Excerpts from a figure dataset:
☆ ☆ ☆ ☆ ☆

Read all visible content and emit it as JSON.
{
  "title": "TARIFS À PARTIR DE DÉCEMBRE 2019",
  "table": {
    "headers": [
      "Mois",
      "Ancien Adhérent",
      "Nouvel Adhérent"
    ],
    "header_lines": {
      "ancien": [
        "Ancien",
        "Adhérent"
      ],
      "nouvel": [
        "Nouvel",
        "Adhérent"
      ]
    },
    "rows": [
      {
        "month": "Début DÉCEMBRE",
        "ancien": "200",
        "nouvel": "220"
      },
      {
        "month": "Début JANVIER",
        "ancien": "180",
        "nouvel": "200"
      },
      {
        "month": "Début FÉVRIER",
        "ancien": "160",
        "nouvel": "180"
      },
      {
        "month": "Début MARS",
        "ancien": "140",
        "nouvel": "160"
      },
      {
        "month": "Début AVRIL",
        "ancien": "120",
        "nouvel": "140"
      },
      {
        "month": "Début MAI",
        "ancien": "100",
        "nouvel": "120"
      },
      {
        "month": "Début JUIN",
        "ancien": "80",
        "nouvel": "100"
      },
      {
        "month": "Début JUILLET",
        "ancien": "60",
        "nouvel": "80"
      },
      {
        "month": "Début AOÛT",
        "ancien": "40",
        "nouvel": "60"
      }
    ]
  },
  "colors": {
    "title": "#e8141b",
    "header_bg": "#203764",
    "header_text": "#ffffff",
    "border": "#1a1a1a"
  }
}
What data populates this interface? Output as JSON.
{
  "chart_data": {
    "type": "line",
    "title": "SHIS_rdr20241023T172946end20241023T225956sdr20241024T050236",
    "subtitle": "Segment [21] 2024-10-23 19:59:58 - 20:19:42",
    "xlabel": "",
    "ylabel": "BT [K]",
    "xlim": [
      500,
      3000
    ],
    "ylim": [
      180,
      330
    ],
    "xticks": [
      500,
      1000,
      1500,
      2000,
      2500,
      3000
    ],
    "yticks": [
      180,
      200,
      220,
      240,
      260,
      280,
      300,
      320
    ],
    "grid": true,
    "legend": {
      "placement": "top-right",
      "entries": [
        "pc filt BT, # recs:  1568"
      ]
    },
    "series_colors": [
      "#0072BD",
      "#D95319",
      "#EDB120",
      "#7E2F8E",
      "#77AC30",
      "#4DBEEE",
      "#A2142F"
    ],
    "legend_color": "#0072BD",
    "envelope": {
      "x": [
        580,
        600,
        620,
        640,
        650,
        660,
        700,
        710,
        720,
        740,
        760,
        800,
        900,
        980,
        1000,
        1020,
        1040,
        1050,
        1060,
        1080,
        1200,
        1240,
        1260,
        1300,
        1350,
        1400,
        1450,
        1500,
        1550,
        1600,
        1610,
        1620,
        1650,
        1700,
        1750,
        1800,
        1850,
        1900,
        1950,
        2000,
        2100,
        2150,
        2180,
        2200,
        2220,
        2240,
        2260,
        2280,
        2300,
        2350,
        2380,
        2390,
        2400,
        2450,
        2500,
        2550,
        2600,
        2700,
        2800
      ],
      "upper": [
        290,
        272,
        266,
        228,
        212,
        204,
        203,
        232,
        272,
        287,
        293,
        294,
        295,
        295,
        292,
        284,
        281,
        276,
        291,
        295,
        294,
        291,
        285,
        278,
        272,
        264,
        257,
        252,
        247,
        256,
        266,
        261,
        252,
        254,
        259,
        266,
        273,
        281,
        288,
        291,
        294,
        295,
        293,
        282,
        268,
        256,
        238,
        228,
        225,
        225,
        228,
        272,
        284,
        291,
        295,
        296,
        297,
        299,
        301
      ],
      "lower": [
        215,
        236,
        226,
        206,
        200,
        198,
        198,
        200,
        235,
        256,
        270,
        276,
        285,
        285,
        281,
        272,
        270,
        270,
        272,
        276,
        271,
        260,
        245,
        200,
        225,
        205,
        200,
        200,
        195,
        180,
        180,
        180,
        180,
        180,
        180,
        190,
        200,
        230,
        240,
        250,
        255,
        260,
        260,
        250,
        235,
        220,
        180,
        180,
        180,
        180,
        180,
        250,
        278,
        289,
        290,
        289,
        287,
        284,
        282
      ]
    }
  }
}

☆ ☆ ☆ ☆ ☆

§ **Task prompt**
Output all of the material, please, exactly as it stands.

§ **Output for this task**
Read all visible content and emit it as JSON.
{
  "title": "TARIFS À PARTIR DE DÉCEMBRE 2019",
  "table": {
    "headers": [
      "Mois",
      "Ancien Adhérent",
      "Nouvel Adhérent"
    ],
    "header_lines": {
      "ancien": [
        "Ancien",
        "Adhérent"
      ],
      "nouvel": [
        "Nouvel",
        "Adhérent"
      ]
    },
    "rows": [
      {
        "month": "Début DÉCEMBRE",
        "ancien": "200",
        "nouvel": "220"
      },
      {
        "month": "Début JANVIER",
        "ancien": "180",
        "nouvel": "200"
      },
      {
        "month": "Début FÉVRIER",
        "ancien": "160",
        "nouvel": "180"
      },
      {
        "month": "Début MARS",
        "ancien": "140",
        "nouvel": "160"
      },
      {
        "month": "Début AVRIL",
        "ancien": "120",
        "nouvel": "140"
      },
      {
        "month": "Début MAI",
        "ancien": "100",
        "nouvel": "120"
      },
      {
        "month": "Début JUIN",
        "ancien": "80",
        "nouvel": "100"
      },
      {
        "month": "Début JUILLET",
        "ancien": "60",
        "nouvel": "80"
      },
      {
        "month": "Début AOÛT",
        "ancien": "40",
        "nouvel": "60"
      }
    ]
  },
  "colors": {
    "title": "#e8141b",
    "header_bg": "#203764",
    "header_text": "#ffffff",
    "border": "#1a1a1a"
  }
}
What data populates this interface? Output as JSON.
{
  "chart_data": {
    "type": "line",
    "title": "SHIS_rdr20241023T172946end20241023T225956sdr20241024T050236",
    "subtitle": "Segment [21] 2024-10-23 19:59:58 - 20:19:42",
    "xlabel": "",
    "ylabel": "BT [K]",
    "xlim": [
      500,
      3000
    ],
    "ylim": [
      180,
      330
    ],
    "xticks": [
      500,
      1000,
      1500,
      2000,
      2500,
      3000
    ],
    "yticks": [
      180,
      200,
      220,
      240,
      260,
      280,
      300,
      320
    ],
    "grid": true,
    "legend": {
      "placement": "top-right",
      "entries": [
        "pc filt BT, # recs:  1568"
      ]
    },
    "series_colors": [
      "#0072BD",
      "#D95319",
      "#EDB120",
      "#7E2F8E",
      "#77AC30",
      "#4DBEEE",
      "#A2142F"
    ],
    "legend_color": "#0072BD",
    "envelope": {
      "x": [
        580,
        600,
        620,
        640,
        650,
        660,
        700,
        710,
        720,
        740,
        760,
        800,
        900,
        980,
        1000,
        1020,
        1040,
        1050,
        1060,
        1080,
        1200,
        1240,
        1260,
        1300,
        1350,
        1400,
        1450,
        1500,
        1550,
        1600,
        1610,
        1620,
        1650,
        1700,
        1750,
        1800,
        1850,
        1900,
        1950,
        2000,
        2100,
        2150,
        2180,
        2200,
        2220,
        2240,
        2260,
        2280,
        2300,
        2350,
        2380,
        2390,
        2400,
        2450,
        2500,
        2550,
        2600,
        2700,
        2800
      ],
      "upper": [
        290,
        272,
        266,
        228,
        212,
        204,
        203,
        232,
        272,
        287,
        293,
        294,
        295,
        295,
        292,
        284,
        281,
        276,
        291,
        295,
        294,
        291,
        285,
        278,
        272,
        264,
        257,
        252,
        247,
        256,
        266,
        261,
        252,
        254,
        259,
        266,
        273,
        281,
        288,
        291,
        294,
        295,
        293,
        282,
        268,
        256,
        238,
        228,
        225,
        225,
        228,
        272,
        284,
        291,
        295,
        296,
        297,
        299,
        301
      ],
      "lower": [
        215,
        236,
        226,
        206,
        200,
        198,
        198,
        200,
        235,
        256,
        270,
        276,
        285,
        285,
        281,
        272,
        270,
        270,
        272,
        276,
        271,
        260,
        245,
        200,
        225,
        205,
        200,
        200,
        195,
        180,
        180,
        180,
        180,
        180,
        180,
        190,
        200,
        230,
        240,
        250,
        255,
        260,
        260,
        250,
        235,
        220,
        180,
        180,
        180,
        180,
        180,
        250,
        278,
        289,
        290,
        289,
        287,
        284,
        282
      ]
    }
  }
}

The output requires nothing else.